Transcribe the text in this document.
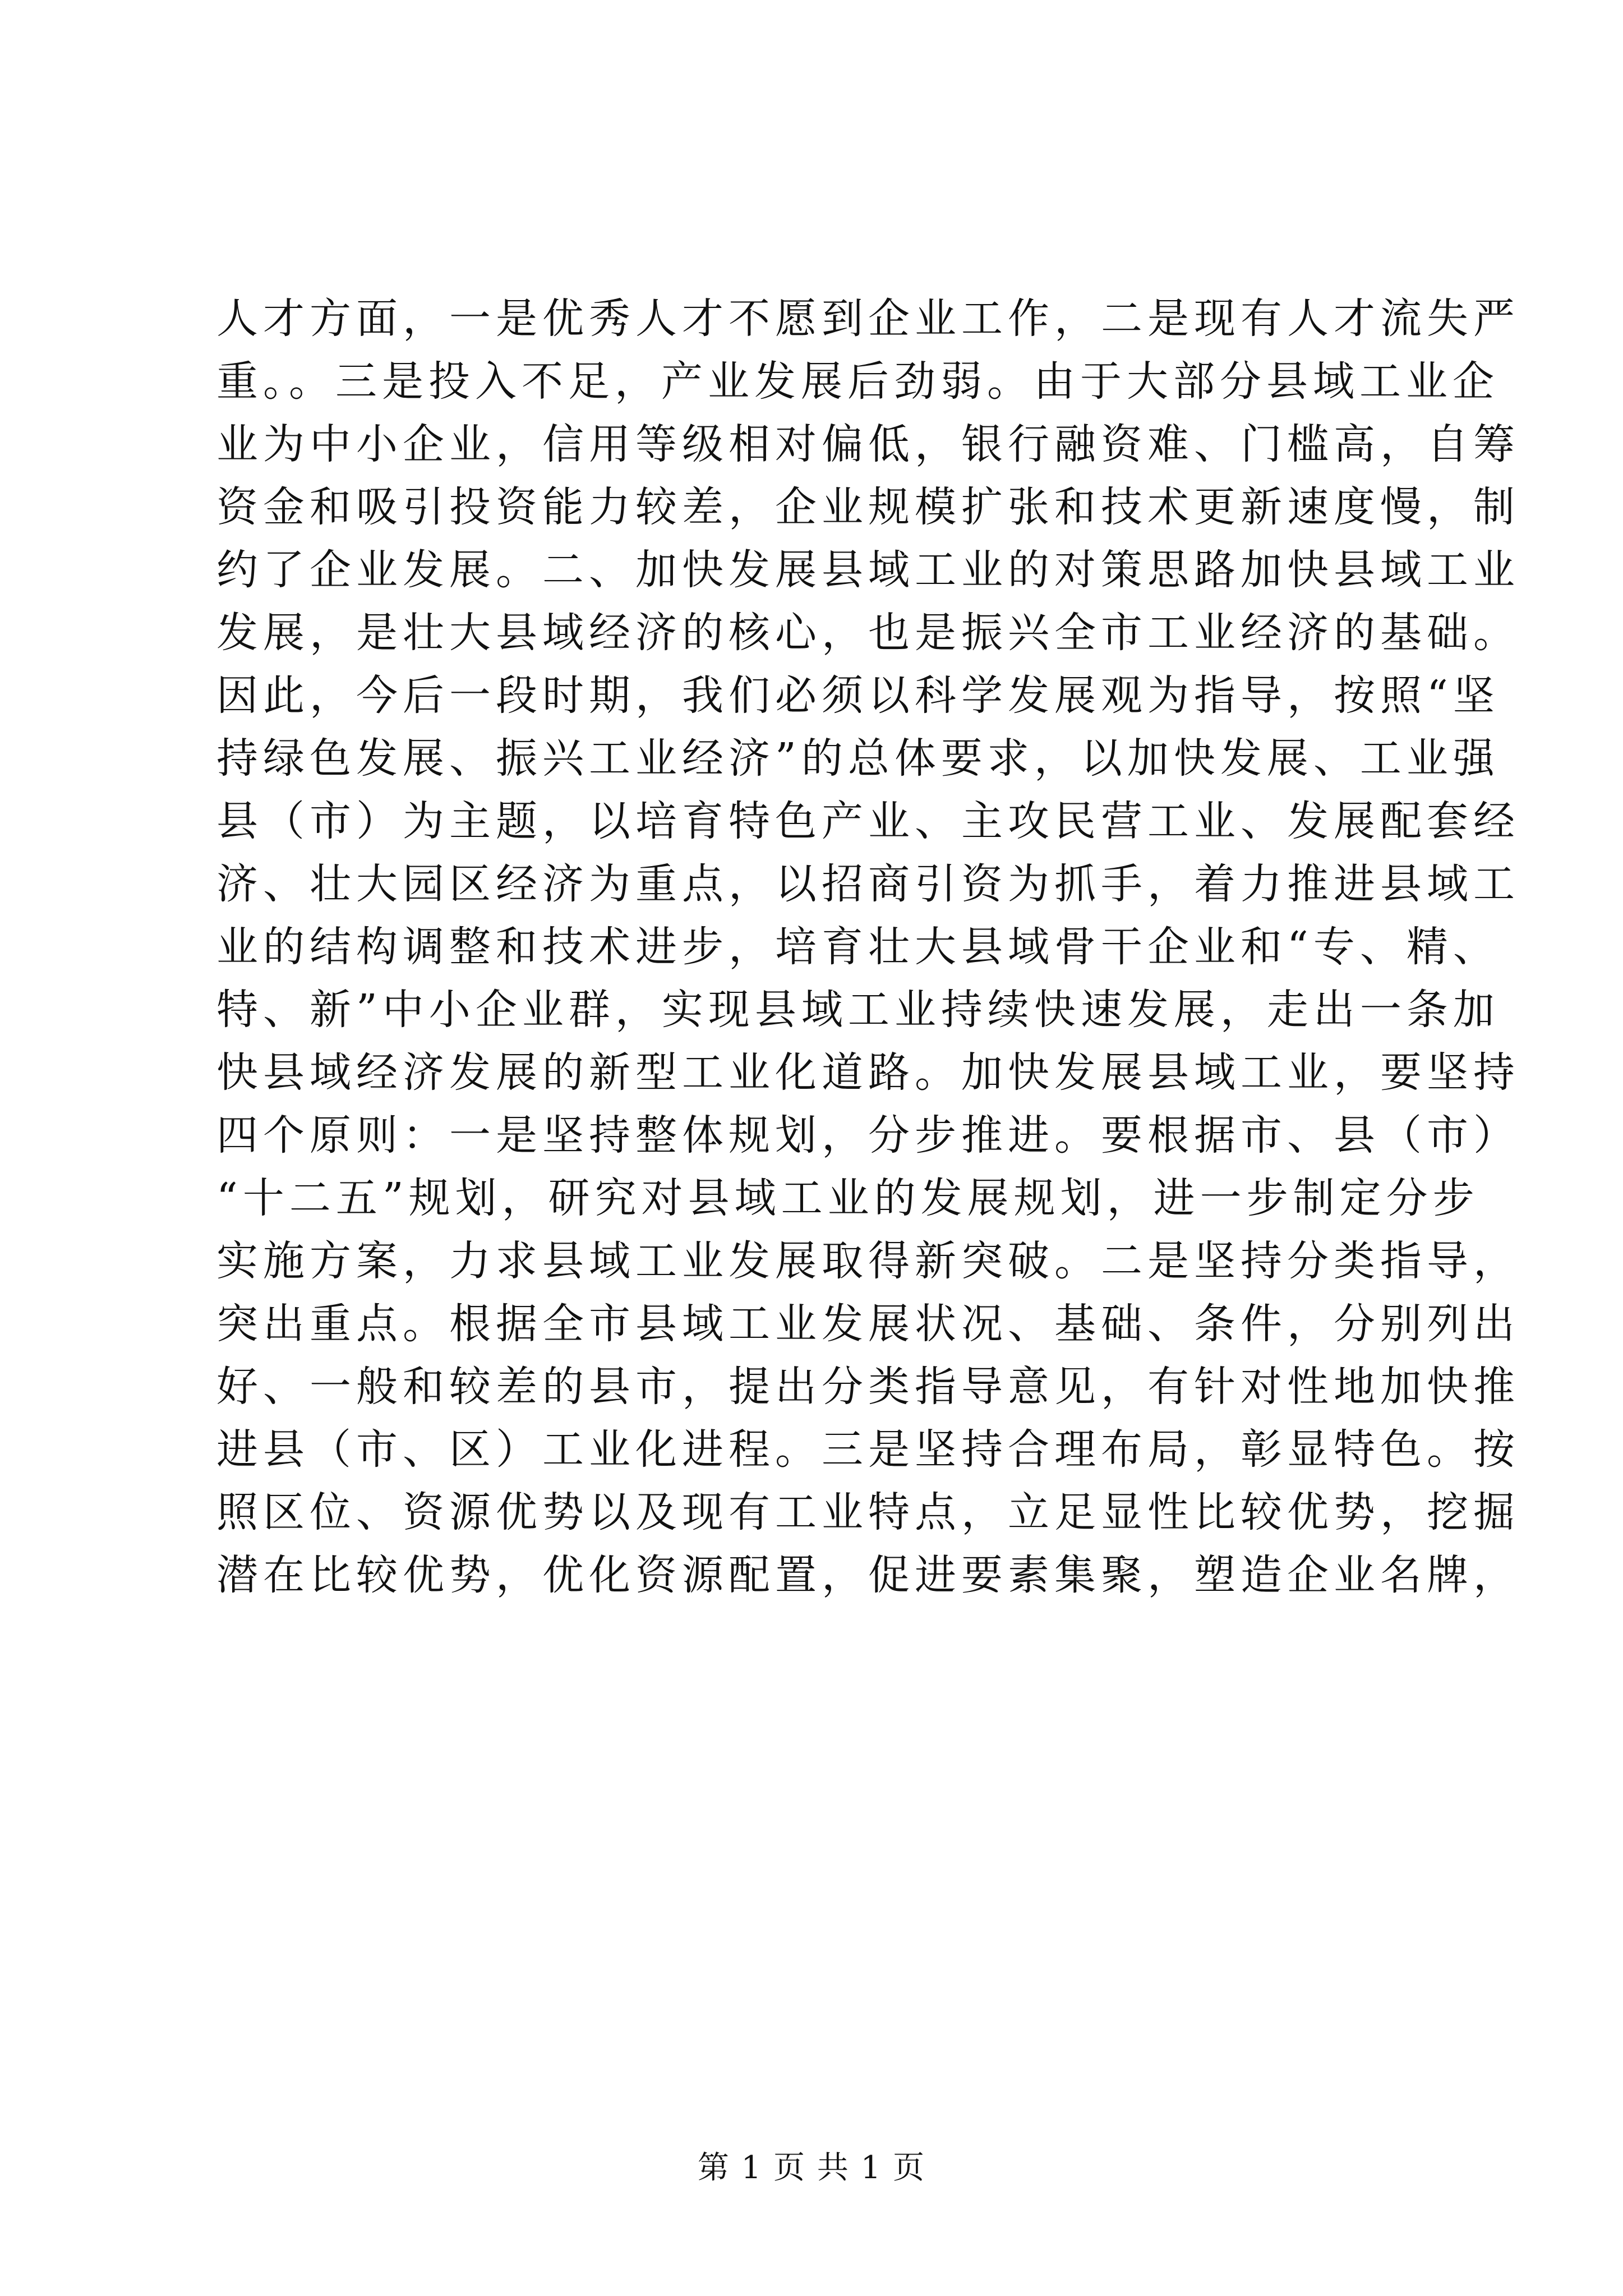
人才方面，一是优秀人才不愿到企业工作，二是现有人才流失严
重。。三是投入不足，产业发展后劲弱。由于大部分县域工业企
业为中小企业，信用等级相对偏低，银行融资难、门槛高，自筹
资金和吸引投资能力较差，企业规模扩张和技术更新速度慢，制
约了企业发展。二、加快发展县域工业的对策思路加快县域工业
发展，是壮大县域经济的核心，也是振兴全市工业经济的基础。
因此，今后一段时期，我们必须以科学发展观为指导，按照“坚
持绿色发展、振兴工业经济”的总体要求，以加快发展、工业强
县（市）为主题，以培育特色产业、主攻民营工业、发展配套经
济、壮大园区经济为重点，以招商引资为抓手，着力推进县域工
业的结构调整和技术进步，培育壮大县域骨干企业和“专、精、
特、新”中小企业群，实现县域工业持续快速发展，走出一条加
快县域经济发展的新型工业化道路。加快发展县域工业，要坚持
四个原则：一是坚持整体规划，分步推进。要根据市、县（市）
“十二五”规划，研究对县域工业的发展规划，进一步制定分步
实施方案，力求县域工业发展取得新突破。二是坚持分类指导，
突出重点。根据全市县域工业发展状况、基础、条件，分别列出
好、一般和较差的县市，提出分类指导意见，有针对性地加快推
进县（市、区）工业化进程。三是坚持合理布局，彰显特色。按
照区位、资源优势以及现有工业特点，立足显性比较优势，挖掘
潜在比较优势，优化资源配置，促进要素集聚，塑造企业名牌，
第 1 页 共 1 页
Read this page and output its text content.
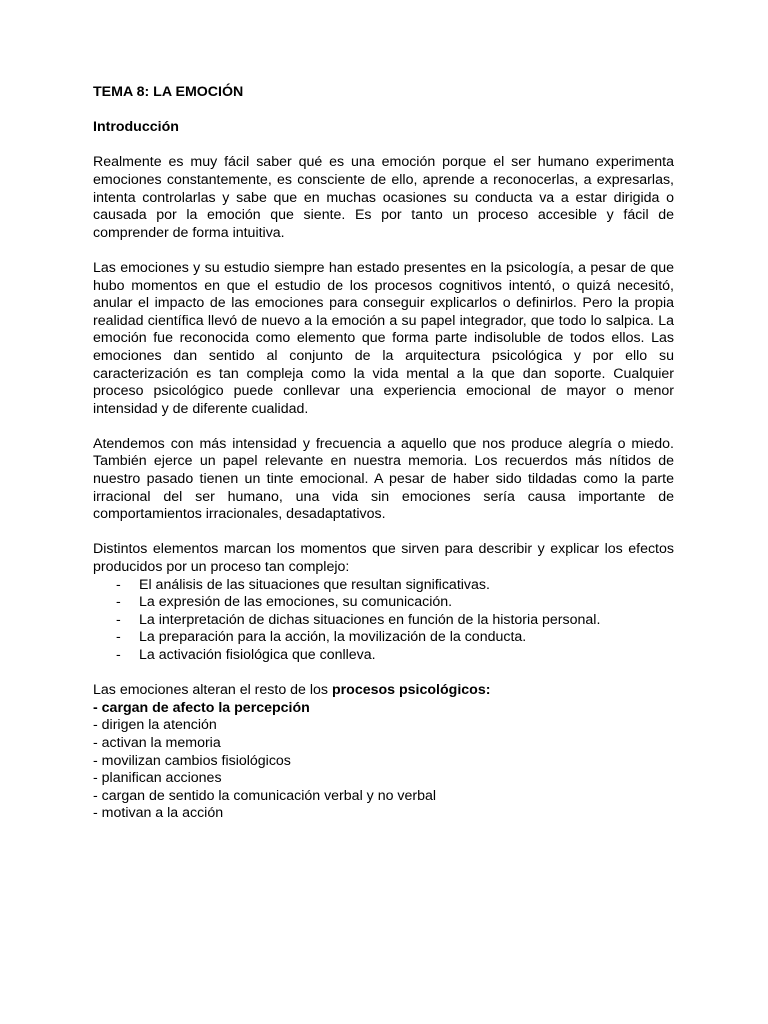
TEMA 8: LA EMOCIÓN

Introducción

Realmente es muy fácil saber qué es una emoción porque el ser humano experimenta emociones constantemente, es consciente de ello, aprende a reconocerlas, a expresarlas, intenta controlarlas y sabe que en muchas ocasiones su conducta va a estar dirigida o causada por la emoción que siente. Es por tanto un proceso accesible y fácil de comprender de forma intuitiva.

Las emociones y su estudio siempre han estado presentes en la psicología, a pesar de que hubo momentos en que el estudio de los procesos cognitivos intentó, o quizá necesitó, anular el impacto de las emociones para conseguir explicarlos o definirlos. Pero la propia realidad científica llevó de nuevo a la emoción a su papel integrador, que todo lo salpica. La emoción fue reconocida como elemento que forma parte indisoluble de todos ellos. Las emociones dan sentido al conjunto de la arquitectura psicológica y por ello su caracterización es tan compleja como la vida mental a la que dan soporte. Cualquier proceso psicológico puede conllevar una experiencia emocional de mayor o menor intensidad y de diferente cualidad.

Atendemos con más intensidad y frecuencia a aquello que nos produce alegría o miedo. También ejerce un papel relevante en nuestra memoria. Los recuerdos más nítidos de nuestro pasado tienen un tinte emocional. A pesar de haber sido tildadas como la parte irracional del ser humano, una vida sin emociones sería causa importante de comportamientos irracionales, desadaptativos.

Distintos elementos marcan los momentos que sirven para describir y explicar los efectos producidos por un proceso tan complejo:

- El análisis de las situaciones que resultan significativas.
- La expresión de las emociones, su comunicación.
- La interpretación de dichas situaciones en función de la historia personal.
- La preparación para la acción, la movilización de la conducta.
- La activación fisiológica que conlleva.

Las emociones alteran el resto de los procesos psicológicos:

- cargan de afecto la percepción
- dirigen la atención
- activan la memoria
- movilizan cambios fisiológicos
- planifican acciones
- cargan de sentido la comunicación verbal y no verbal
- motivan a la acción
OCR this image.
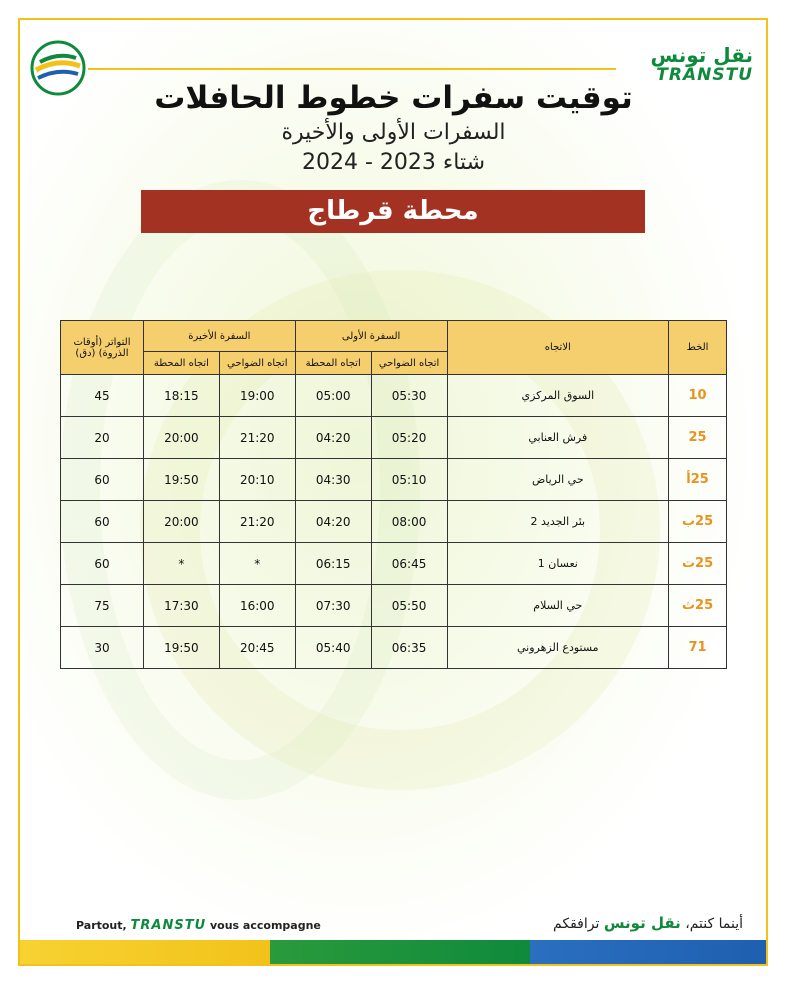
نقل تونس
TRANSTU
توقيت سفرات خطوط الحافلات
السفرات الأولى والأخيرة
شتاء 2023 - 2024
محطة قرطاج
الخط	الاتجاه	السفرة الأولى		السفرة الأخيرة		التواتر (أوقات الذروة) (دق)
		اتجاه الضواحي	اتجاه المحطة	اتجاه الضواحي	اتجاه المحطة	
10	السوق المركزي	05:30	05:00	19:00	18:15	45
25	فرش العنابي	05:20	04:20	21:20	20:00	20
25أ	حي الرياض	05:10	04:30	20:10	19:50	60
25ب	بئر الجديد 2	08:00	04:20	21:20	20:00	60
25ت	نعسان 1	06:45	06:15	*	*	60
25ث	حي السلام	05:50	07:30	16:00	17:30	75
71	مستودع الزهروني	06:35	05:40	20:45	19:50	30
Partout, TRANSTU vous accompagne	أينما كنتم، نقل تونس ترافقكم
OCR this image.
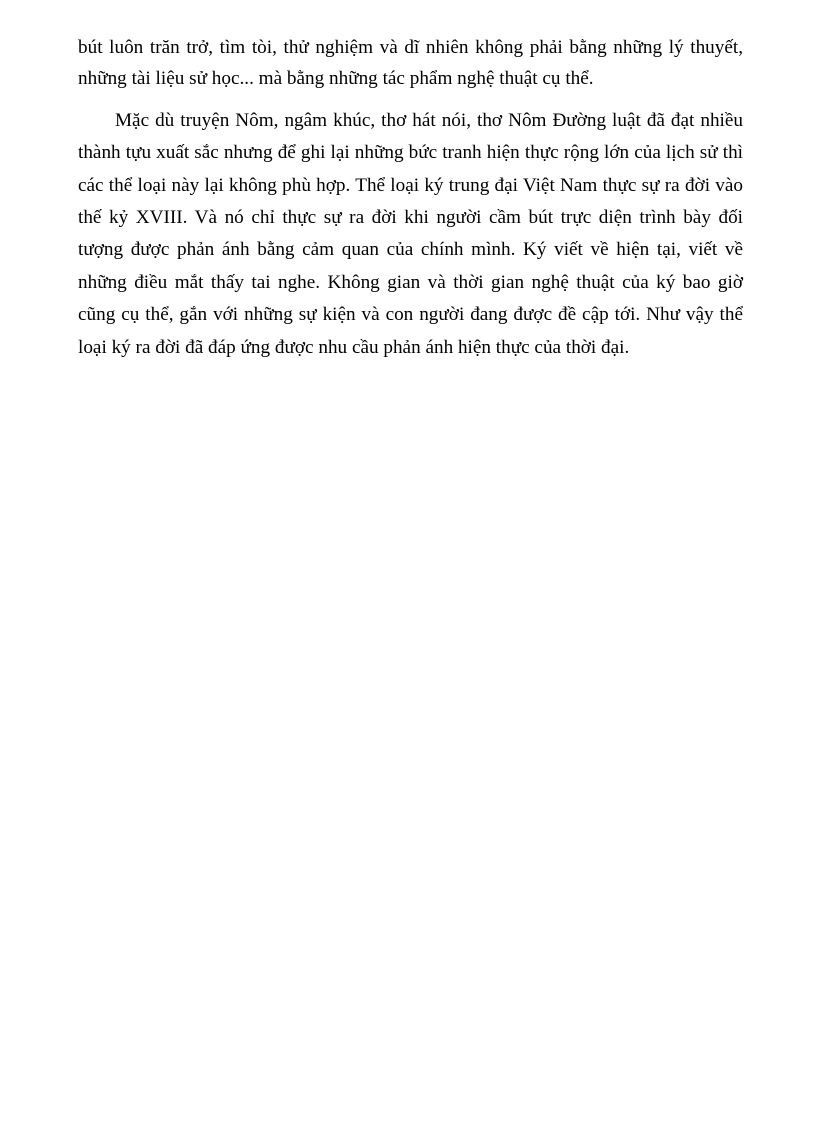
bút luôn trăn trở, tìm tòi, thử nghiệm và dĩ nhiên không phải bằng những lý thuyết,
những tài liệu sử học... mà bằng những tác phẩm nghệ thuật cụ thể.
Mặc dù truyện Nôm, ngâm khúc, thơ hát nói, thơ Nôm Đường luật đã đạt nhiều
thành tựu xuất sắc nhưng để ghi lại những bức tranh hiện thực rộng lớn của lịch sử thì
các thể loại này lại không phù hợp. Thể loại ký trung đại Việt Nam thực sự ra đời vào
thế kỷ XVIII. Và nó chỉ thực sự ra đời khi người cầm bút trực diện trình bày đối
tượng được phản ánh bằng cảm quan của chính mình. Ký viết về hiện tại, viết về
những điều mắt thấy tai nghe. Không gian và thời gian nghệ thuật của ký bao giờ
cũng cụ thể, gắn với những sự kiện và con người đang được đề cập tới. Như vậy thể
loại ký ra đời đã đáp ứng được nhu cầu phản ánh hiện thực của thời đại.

-- Exercise objective --
Return all of the data exactly as written, and drop the pictures.

-- Answer to the exercise --
Transcribe the text in this document.
人才方面，一是优秀人才不愿到企业工作，二是现有人才流失严
重。。三是投入不足，产业发展后劲弱。由于大部分县域工业企
业为中小企业，信用等级相对偏低，银行融资难、门槛高，自筹
资金和吸引投资能力较差，企业规模扩张和技术更新速度慢，制
约了企业发展。二、加快发展县域工业的对策思路加快县域工业
发展，是壮大县域经济的核心，也是振兴全市工业经济的基础。
因此，今后一段时期，我们必须以科学发展观为指导，按照“坚
持绿色发展、振兴工业经济”的总体要求，以加快发展、工业强
县（市）为主题，以培育特色产业、主攻民营工业、发展配套经
济、壮大园区经济为重点，以招商引资为抓手，着力推进县域工
业的结构调整和技术进步，培育壮大县域骨干企业和“专、精、
特、新”中小企业群，实现县域工业持续快速发展，走出一条加
快县域经济发展的新型工业化道路。加快发展县域工业，要坚持
四个原则：一是坚持整体规划，分步推进。要根据市、县（市）
“十二五”规划，研究对县域工业的发展规划，进一步制定分步
实施方案，力求县域工业发展取得新突破。二是坚持分类指导，
突出重点。根据全市县域工业发展状况、基础、条件，分别列出
好、一般和较差的县市，提出分类指导意见，有针对性地加快推
进县（市、区）工业化进程。三是坚持合理布局，彰显特色。按
照区位、资源优势以及现有工业特点，立足显性比较优势，挖掘
潜在比较优势，优化资源配置，促进要素集聚，塑造企业名牌，
第 1 页 共 1 页
Read this page and output its text content.
TEMA 8: LA EMOCIÓN

Introducción

Realmente es muy fácil saber qué es una emoción porque el ser humano experimenta emociones constantemente, es consciente de ello, aprende a reconocerlas, a expresarlas, intenta controlarlas y sabe que en muchas ocasiones su conducta va a estar dirigida o causada por la emoción que siente. Es por tanto un proceso accesible y fácil de comprender de forma intuitiva.

Las emociones y su estudio siempre han estado presentes en la psicología, a pesar de que hubo momentos en que el estudio de los procesos cognitivos intentó, o quizá necesitó, anular el impacto de las emociones para conseguir explicarlos o definirlos. Pero la propia realidad científica llevó de nuevo a la emoción a su papel integrador, que todo lo salpica. La emoción fue reconocida como elemento que forma parte indisoluble de todos ellos. Las emociones dan sentido al conjunto de la arquitectura psicológica y por ello su caracterización es tan compleja como la vida mental a la que dan soporte. Cualquier proceso psicológico puede conllevar una experiencia emocional de mayor o menor intensidad y de diferente cualidad.

Atendemos con más intensidad y frecuencia a aquello que nos produce alegría o miedo. También ejerce un papel relevante en nuestra memoria. Los recuerdos más nítidos de nuestro pasado tienen un tinte emocional. A pesar de haber sido tildadas como la parte irracional del ser humano, una vida sin emociones sería causa importante de comportamientos irracionales, desadaptativos.

Distintos elementos marcan los momentos que sirven para describir y explicar los efectos producidos por un proceso tan complejo:

- El análisis de las situaciones que resultan significativas.
- La expresión de las emociones, su comunicación.
- La interpretación de dichas situaciones en función de la historia personal.
- La preparación para la acción, la movilización de la conducta.
- La activación fisiológica que conlleva.

Las emociones alteran el resto de los procesos psicológicos:

- cargan de afecto la percepción
- dirigen la atención
- activan la memoria
- movilizan cambios fisiológicos
- planifican acciones
- cargan de sentido la comunicación verbal y no verbal
- motivan a la acción
OCR this image.
نقل تونس
TRANSTU
توقيت سفرات خطوط الحافلات
السفرات الأولى والأخيرة
شتاء 2023 - 2024
محطة قرطاج
الخط	الاتجاه	السفرة الأولى		السفرة الأخيرة		التواتر (أوقات الذروة) (دق)
		اتجاه الضواحي	اتجاه المحطة	اتجاه الضواحي	اتجاه المحطة	
10	السوق المركزي	05:30	05:00	19:00	18:15	45
25	فرش العنابي	05:20	04:20	21:20	20:00	20
25أ	حي الرياض	05:10	04:30	20:10	19:50	60
25ب	بئر الجديد 2	08:00	04:20	21:20	20:00	60
25ت	نعسان 1	06:45	06:15	*	*	60
25ث	حي السلام	05:50	07:30	16:00	17:30	75
71	مستودع الزهروني	06:35	05:40	20:45	19:50	30
Partout, TRANSTU vous accompagne	أينما كنتم، نقل تونس ترافقكم
OCR this image.
bút luôn trăn trở, tìm tòi, thử nghiệm và dĩ nhiên không phải bằng những lý thuyết,
những tài liệu sử học... mà bằng những tác phẩm nghệ thuật cụ thể.
Mặc dù truyện Nôm, ngâm khúc, thơ hát nói, thơ Nôm Đường luật đã đạt nhiều
thành tựu xuất sắc nhưng để ghi lại những bức tranh hiện thực rộng lớn của lịch sử thì
các thể loại này lại không phù hợp. Thể loại ký trung đại Việt Nam thực sự ra đời vào
thế kỷ XVIII. Và nó chỉ thực sự ra đời khi người cầm bút trực diện trình bày đối
tượng được phản ánh bằng cảm quan của chính mình. Ký viết về hiện tại, viết về
những điều mắt thấy tai nghe. Không gian và thời gian nghệ thuật của ký bao giờ
cũng cụ thể, gắn với những sự kiện và con người đang được đề cập tới. Như vậy thể
loại ký ra đời đã đáp ứng được nhu cầu phản ánh hiện thực của thời đại.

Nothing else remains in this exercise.